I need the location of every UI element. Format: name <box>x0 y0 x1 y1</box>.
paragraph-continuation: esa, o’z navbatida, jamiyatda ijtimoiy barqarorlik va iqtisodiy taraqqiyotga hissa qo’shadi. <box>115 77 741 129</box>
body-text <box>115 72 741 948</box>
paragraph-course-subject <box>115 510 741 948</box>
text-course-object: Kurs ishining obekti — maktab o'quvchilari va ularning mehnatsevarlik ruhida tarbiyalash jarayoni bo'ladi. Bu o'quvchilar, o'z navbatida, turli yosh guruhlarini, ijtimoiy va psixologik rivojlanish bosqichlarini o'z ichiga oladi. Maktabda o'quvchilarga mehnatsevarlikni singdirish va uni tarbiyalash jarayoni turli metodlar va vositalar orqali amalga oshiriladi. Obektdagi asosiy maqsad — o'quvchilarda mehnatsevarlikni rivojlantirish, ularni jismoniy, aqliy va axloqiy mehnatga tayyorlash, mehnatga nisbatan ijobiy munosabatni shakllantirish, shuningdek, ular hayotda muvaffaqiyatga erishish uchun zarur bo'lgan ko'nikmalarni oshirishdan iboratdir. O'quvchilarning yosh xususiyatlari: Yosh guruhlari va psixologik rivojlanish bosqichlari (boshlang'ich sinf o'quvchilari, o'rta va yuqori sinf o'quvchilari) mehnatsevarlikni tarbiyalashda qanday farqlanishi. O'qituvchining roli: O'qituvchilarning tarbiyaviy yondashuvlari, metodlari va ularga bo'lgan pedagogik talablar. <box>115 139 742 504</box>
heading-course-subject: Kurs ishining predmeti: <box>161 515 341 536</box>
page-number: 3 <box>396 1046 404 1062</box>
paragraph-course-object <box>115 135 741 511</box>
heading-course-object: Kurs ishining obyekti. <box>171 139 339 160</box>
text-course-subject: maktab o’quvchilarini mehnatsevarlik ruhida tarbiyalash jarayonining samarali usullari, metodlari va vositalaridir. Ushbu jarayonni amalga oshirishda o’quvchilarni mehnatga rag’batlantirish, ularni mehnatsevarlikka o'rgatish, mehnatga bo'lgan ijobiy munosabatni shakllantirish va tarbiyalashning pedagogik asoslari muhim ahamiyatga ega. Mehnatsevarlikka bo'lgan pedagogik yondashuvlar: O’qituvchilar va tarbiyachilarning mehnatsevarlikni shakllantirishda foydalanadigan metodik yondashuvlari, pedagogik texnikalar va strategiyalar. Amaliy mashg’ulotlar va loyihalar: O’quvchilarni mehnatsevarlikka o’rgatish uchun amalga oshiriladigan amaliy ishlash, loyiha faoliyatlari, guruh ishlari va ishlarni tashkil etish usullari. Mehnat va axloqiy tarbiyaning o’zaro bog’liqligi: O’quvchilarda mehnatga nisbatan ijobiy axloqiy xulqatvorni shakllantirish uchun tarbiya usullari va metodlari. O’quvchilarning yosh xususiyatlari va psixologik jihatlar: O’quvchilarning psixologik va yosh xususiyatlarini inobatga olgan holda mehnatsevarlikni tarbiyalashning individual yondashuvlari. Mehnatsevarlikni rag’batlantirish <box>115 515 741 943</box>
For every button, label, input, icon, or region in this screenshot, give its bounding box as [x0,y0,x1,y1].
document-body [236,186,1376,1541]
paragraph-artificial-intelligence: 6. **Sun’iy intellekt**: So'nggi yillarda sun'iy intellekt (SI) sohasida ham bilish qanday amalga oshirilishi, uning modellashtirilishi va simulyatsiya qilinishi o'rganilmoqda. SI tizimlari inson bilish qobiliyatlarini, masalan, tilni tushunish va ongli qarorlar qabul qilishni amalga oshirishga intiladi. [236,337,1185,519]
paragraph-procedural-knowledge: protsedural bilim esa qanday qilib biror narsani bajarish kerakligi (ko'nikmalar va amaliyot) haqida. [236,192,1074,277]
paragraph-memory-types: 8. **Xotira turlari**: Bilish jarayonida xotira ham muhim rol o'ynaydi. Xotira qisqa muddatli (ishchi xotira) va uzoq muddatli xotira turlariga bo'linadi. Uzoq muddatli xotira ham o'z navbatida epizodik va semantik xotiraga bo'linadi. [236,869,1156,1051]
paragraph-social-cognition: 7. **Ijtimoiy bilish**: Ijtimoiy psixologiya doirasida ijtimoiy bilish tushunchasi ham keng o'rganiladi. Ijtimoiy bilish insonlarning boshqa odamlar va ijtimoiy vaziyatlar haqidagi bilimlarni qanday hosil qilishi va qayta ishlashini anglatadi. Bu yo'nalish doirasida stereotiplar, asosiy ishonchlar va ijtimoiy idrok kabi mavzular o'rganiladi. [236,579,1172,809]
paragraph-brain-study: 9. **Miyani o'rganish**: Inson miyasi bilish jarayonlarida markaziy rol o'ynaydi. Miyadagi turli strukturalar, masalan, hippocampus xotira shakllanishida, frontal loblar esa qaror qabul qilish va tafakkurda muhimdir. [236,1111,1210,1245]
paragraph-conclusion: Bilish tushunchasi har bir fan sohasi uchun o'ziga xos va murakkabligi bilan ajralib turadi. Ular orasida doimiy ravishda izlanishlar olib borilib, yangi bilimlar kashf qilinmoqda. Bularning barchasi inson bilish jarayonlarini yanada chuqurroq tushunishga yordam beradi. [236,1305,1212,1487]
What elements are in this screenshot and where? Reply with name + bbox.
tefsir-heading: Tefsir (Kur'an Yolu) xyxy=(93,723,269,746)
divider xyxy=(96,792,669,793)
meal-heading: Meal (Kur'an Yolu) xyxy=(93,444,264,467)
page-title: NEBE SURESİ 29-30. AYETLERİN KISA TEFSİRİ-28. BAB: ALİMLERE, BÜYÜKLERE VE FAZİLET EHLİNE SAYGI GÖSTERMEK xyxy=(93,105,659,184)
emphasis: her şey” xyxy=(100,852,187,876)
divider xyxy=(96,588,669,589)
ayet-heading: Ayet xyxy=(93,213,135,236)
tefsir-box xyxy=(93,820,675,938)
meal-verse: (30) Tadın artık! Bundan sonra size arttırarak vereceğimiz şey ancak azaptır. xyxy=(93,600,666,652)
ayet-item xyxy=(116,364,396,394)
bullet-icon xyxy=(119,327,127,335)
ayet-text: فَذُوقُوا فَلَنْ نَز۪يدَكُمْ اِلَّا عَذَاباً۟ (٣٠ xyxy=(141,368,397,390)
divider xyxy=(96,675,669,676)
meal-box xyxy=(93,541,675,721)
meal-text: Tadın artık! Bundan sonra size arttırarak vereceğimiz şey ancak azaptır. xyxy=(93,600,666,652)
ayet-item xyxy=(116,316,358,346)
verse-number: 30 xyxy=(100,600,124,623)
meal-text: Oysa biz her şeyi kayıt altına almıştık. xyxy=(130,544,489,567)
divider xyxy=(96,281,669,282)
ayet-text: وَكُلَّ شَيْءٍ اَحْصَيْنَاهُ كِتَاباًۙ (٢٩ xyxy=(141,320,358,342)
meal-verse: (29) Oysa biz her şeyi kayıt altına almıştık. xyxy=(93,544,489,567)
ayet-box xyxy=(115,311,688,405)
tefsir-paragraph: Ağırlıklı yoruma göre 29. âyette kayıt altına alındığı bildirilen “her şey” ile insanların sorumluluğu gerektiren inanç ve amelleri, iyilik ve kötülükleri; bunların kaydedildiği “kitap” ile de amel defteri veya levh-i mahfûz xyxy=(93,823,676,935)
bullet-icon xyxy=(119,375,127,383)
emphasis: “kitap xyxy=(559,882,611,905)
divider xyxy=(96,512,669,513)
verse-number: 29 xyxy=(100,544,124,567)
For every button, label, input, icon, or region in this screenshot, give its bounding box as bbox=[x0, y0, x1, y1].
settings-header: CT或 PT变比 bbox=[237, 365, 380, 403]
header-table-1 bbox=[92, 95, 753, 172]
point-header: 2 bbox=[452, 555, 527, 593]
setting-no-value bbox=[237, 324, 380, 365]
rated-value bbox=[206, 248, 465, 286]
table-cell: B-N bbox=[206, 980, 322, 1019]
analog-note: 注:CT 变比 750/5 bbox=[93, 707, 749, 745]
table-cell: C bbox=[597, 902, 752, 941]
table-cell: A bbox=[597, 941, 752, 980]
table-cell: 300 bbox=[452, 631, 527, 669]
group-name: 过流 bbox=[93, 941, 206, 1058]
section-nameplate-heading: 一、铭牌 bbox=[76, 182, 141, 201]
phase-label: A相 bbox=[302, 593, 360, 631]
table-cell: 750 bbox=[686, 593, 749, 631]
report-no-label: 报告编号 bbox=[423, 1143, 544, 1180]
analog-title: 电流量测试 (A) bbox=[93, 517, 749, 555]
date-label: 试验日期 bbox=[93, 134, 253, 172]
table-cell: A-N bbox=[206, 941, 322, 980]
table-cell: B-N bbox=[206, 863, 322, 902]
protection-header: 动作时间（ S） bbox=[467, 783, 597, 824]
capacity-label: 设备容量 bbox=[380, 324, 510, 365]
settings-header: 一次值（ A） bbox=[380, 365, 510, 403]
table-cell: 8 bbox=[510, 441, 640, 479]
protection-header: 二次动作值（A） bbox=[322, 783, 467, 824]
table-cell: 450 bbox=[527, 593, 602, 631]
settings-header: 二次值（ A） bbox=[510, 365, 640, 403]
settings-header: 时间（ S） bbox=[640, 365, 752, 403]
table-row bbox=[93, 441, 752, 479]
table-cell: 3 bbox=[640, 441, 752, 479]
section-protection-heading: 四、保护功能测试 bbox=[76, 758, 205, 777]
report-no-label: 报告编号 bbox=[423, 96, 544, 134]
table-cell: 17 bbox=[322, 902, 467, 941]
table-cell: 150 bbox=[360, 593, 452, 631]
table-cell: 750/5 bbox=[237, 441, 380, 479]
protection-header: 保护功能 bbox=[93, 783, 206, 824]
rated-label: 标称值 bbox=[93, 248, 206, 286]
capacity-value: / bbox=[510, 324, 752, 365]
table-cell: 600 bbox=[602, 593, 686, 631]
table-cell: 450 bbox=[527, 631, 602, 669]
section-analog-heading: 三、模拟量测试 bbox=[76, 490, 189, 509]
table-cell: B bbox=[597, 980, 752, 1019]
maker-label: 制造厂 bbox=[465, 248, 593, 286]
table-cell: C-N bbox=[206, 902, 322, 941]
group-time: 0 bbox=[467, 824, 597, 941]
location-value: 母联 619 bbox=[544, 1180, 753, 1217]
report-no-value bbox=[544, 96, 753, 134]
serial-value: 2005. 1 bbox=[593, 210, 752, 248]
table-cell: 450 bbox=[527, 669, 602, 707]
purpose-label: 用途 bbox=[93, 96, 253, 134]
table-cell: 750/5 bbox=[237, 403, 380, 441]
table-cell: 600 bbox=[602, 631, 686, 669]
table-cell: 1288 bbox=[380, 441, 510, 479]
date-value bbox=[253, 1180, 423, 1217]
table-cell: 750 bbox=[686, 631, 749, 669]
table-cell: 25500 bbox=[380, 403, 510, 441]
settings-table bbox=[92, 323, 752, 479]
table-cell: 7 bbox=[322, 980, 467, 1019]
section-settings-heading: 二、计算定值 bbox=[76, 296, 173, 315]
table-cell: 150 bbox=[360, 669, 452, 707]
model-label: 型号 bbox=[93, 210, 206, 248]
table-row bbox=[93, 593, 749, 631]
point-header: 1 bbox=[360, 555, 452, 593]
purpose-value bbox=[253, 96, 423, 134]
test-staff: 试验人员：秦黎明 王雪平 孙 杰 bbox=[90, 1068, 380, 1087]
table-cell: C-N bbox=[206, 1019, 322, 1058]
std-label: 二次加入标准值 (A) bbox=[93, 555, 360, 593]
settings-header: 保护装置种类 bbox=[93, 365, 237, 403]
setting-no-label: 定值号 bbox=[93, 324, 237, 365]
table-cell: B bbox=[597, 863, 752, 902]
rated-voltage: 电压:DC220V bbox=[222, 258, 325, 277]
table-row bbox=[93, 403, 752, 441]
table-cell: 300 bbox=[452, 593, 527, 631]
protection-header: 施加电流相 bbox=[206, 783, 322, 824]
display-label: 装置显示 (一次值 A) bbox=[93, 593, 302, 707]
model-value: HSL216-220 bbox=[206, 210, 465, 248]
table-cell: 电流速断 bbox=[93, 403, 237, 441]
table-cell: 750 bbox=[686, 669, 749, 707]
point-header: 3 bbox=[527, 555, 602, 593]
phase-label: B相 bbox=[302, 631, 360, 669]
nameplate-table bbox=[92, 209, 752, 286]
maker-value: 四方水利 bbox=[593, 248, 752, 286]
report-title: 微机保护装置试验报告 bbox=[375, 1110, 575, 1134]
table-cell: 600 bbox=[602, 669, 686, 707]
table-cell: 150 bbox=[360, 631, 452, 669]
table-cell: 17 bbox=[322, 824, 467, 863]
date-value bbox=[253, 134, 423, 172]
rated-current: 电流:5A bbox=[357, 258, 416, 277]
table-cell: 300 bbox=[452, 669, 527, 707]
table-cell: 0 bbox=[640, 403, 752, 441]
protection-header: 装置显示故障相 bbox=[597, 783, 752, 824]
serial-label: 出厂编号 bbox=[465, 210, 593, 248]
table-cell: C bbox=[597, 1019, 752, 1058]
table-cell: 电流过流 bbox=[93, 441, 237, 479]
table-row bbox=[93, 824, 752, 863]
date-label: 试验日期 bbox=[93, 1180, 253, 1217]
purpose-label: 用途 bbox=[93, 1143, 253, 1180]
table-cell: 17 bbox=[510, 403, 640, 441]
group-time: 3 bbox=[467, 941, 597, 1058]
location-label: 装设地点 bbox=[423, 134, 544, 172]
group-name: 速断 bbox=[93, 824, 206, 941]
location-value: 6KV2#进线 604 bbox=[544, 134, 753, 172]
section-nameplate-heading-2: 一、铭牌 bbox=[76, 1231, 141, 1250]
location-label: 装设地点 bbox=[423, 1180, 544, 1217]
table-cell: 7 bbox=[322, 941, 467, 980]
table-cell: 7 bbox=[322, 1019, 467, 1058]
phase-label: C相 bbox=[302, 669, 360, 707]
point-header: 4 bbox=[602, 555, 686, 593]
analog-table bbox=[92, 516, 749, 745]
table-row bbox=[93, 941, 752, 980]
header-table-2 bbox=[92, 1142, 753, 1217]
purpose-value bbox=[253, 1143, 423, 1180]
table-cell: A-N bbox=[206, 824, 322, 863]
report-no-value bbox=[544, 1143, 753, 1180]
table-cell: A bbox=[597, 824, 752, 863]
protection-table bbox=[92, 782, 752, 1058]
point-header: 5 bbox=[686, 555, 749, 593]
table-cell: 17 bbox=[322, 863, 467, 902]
▬▬▬
#### [Task]
Update the items from the beginning through the line containing "body-text <box>115 72 741 948</box>", inclusive, replacing "UI element" with "interface element" and leaving everything else unchanged.

#### [Problem solution]
I need the location of every interface element. Format: name <box>x0 y0 x1 y1</box>.
paragraph-continuation: esa, o’z navbatida, jamiyatda ijtimoiy barqarorlik va iqtisodiy taraqqiyotga hissa qo’shadi. <box>115 77 741 129</box>
body-text <box>115 72 741 948</box>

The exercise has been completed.